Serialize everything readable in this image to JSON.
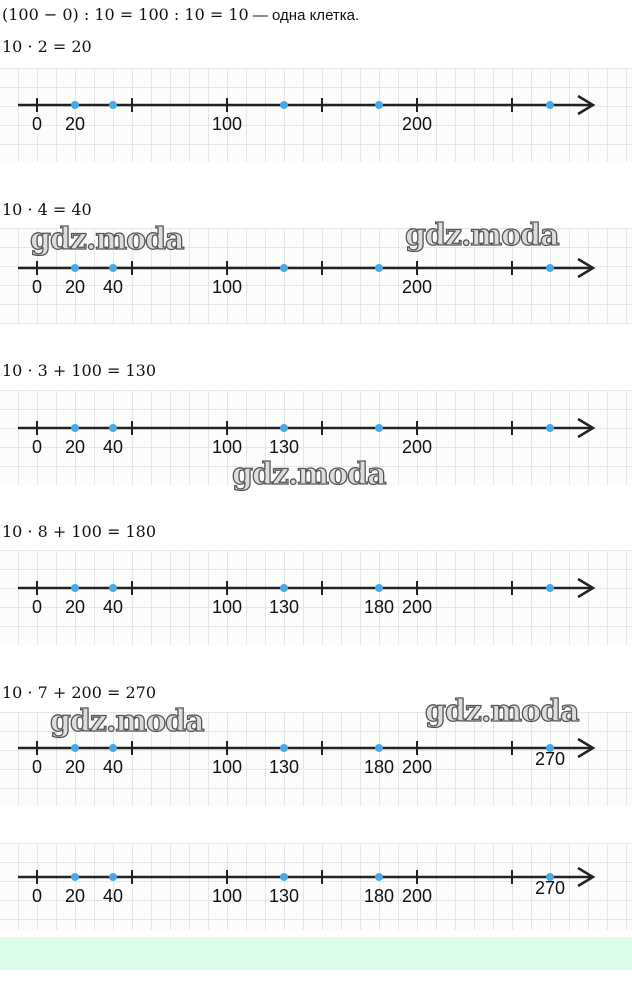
{
  "intro": {
    "math": "(100 − 0) : 10 = 100 : 10 = 10",
    "text": " — одна клетка."
  },
  "panels": [
    {
      "equation": "10 · 2 = 20",
      "labels": [
        0,
        20,
        100,
        200
      ],
      "dots": [
        20,
        40,
        130,
        180,
        270
      ]
    },
    {
      "equation": "10 · 4 = 40",
      "labels": [
        0,
        20,
        40,
        100,
        200
      ],
      "dots": [
        20,
        40,
        130,
        180,
        270
      ]
    },
    {
      "equation": "10 · 3 + 100 = 130",
      "labels": [
        0,
        20,
        40,
        100,
        130,
        200
      ],
      "dots": [
        20,
        40,
        130,
        180,
        270
      ]
    },
    {
      "equation": "10 · 8 + 100 = 180",
      "labels": [
        0,
        20,
        40,
        100,
        130,
        180,
        200
      ],
      "dots": [
        20,
        40,
        130,
        180,
        270
      ]
    },
    {
      "equation": "10 · 7 + 200 = 270",
      "labels": [
        0,
        20,
        40,
        100,
        130,
        180,
        200,
        270
      ],
      "dots": [
        20,
        40,
        130,
        180,
        270
      ]
    },
    {
      "equation": "",
      "labels": [
        0,
        20,
        40,
        100,
        130,
        180,
        200,
        270
      ],
      "dots": [
        20,
        40,
        130,
        180,
        270
      ]
    }
  ],
  "ticks": [
    0,
    50,
    100,
    150,
    200,
    250
  ],
  "watermark": "gdz.moda",
  "colors": {
    "dot": "#4aa8e8",
    "axis": "#222222",
    "grid": "#e6e6e6",
    "footer": "#dcfbe8"
  }
}
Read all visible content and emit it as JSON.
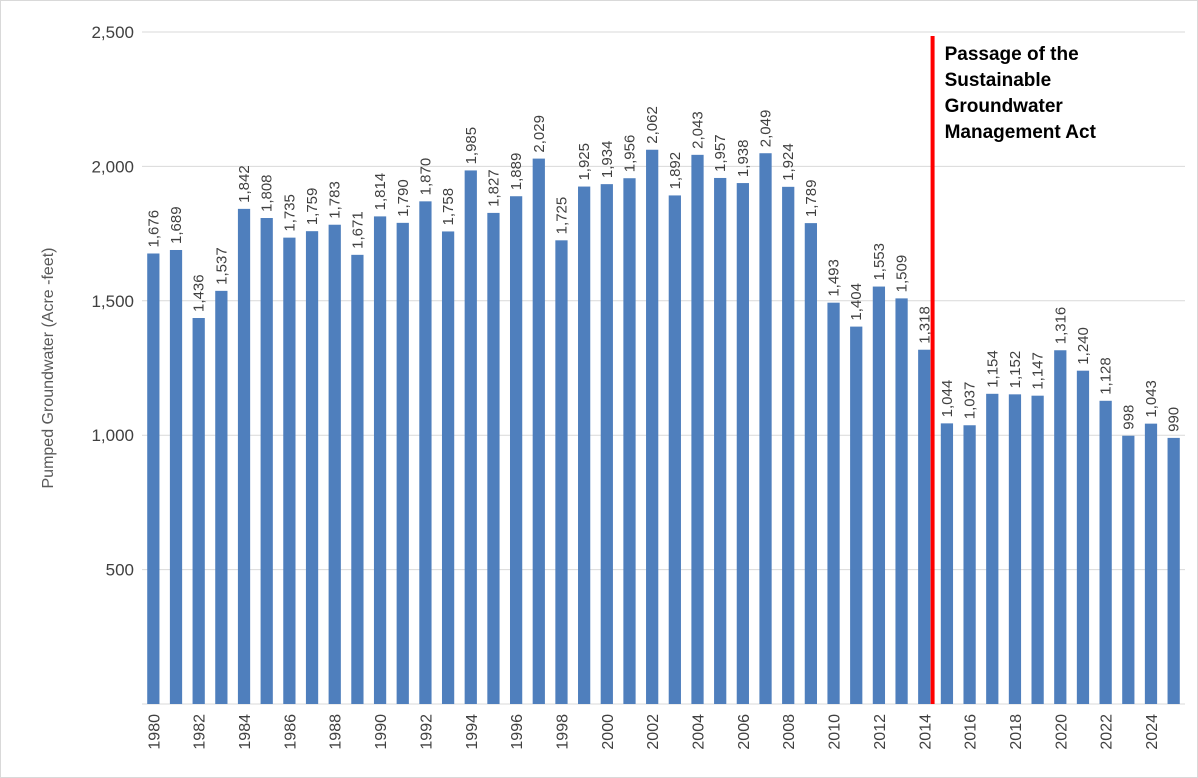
{
  "chart_data": {
    "type": "bar",
    "y_label": "Pumped Groundwater (Acre -feet)",
    "categories": [
      "1980",
      null,
      "1982",
      null,
      "1984",
      null,
      "1986",
      null,
      "1988",
      null,
      "1990",
      null,
      "1992",
      null,
      "1994",
      null,
      "1996",
      null,
      "1998",
      null,
      "2000",
      null,
      "2002",
      null,
      "2004",
      null,
      "2006",
      null,
      "2008",
      null,
      "2010",
      null,
      "2012",
      null,
      "2014",
      null,
      "2016",
      null,
      "2018",
      null,
      "2020",
      null,
      "2022",
      null,
      "2024",
      null
    ],
    "values": [
      1676,
      1689,
      1436,
      1537,
      1842,
      1808,
      1735,
      1759,
      1783,
      1671,
      1814,
      1790,
      1870,
      1758,
      1985,
      1827,
      1889,
      2029,
      1725,
      1925,
      1934,
      1956,
      2062,
      1892,
      2043,
      1957,
      1938,
      2049,
      1924,
      1789,
      1493,
      1404,
      1553,
      1509,
      1318,
      1044,
      1037,
      1154,
      1152,
      1147,
      1316,
      1240,
      1128,
      998,
      1043,
      990
    ],
    "value_labels": [
      "1,676",
      "1,689",
      "1,436",
      "1,537",
      "1,842",
      "1,808",
      "1,735",
      "1,759",
      "1,783",
      "1,671",
      "1,814",
      "1,790",
      "1,870",
      "1,758",
      "1,985",
      "1,827",
      "1,889",
      "2,029",
      "1,725",
      "1,925",
      "1,934",
      "1,956",
      "2,062",
      "1,892",
      "2,043",
      "1,957",
      "1,938",
      "2,049",
      "1,924",
      "1,789",
      "1,493",
      "1,404",
      "1,553",
      "1,509",
      "1,318",
      "1,044",
      "1,037",
      "1,154",
      "1,152",
      "1,147",
      "1,316",
      "1,240",
      "1,128",
      "998",
      "1,043",
      "990"
    ],
    "color": "#4f7fbd",
    "ylim": [
      0,
      2500
    ],
    "yticks": [
      500,
      {
        "value": 1000,
        "label": "1,000"
      },
      {
        "value": 1500,
        "label": "1,500"
      },
      {
        "value": 2000,
        "label": "2,000"
      },
      {
        "value": 2500,
        "label": "2,500"
      }
    ],
    "grid": true,
    "annotation": {
      "text": [
        "Passage of the",
        "Sustainable",
        "Groundwater",
        "Management Act"
      ],
      "color": "#ff0000"
    }
  }
}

> WHAT YOU WILL DO
Pick out each line that holds the string "Groundwater".

> EXERCISE RESULT
    "y_label": "Pumped Groundwater (Acre -feet)",
        "Groundwater",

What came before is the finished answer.